> _Task data_:
====

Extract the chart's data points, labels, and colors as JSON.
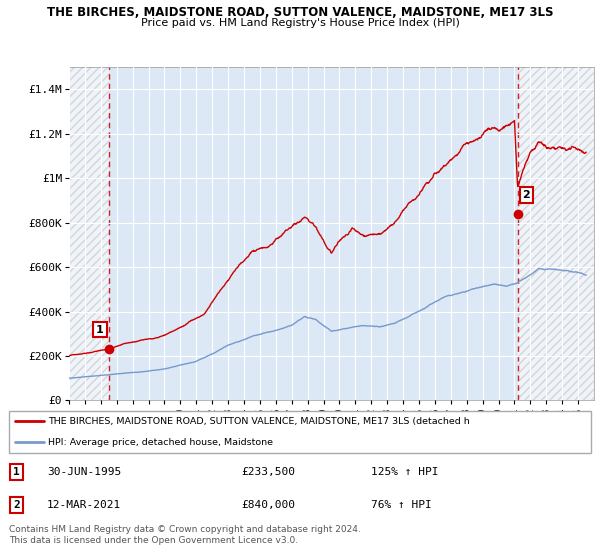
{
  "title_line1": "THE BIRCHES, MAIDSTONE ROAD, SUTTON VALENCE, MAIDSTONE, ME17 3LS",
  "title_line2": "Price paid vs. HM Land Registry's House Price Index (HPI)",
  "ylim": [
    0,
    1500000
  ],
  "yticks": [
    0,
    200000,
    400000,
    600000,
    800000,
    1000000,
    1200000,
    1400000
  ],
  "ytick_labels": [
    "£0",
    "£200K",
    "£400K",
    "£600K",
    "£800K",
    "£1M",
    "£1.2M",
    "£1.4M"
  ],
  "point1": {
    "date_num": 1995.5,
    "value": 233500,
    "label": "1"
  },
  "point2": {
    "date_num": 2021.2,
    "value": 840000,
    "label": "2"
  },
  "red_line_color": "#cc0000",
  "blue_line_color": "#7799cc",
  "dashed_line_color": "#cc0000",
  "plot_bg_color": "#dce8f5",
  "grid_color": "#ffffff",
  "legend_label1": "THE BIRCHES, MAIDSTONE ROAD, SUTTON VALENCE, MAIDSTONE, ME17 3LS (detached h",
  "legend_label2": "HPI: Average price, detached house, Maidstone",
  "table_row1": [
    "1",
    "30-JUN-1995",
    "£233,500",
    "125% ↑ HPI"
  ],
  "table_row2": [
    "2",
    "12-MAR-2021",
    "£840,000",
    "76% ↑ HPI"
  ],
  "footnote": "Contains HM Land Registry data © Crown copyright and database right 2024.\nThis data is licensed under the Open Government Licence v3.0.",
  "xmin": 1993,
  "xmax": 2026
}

====

> _What is asked_: Repeat the records in full, exactly as they appear, without the pictures.

> _Response_:
Extract the chart's data points, labels, and colors as JSON.
{
  "title_line1": "THE BIRCHES, MAIDSTONE ROAD, SUTTON VALENCE, MAIDSTONE, ME17 3LS",
  "title_line2": "Price paid vs. HM Land Registry's House Price Index (HPI)",
  "ylim": [
    0,
    1500000
  ],
  "yticks": [
    0,
    200000,
    400000,
    600000,
    800000,
    1000000,
    1200000,
    1400000
  ],
  "ytick_labels": [
    "£0",
    "£200K",
    "£400K",
    "£600K",
    "£800K",
    "£1M",
    "£1.2M",
    "£1.4M"
  ],
  "point1": {
    "date_num": 1995.5,
    "value": 233500,
    "label": "1"
  },
  "point2": {
    "date_num": 2021.2,
    "value": 840000,
    "label": "2"
  },
  "red_line_color": "#cc0000",
  "blue_line_color": "#7799cc",
  "dashed_line_color": "#cc0000",
  "plot_bg_color": "#dce8f5",
  "grid_color": "#ffffff",
  "legend_label1": "THE BIRCHES, MAIDSTONE ROAD, SUTTON VALENCE, MAIDSTONE, ME17 3LS (detached h",
  "legend_label2": "HPI: Average price, detached house, Maidstone",
  "table_row1": [
    "1",
    "30-JUN-1995",
    "£233,500",
    "125% ↑ HPI"
  ],
  "table_row2": [
    "2",
    "12-MAR-2021",
    "£840,000",
    "76% ↑ HPI"
  ],
  "footnote": "Contains HM Land Registry data © Crown copyright and database right 2024.\nThis data is licensed under the Open Government Licence v3.0.",
  "xmin": 1993,
  "xmax": 2026
}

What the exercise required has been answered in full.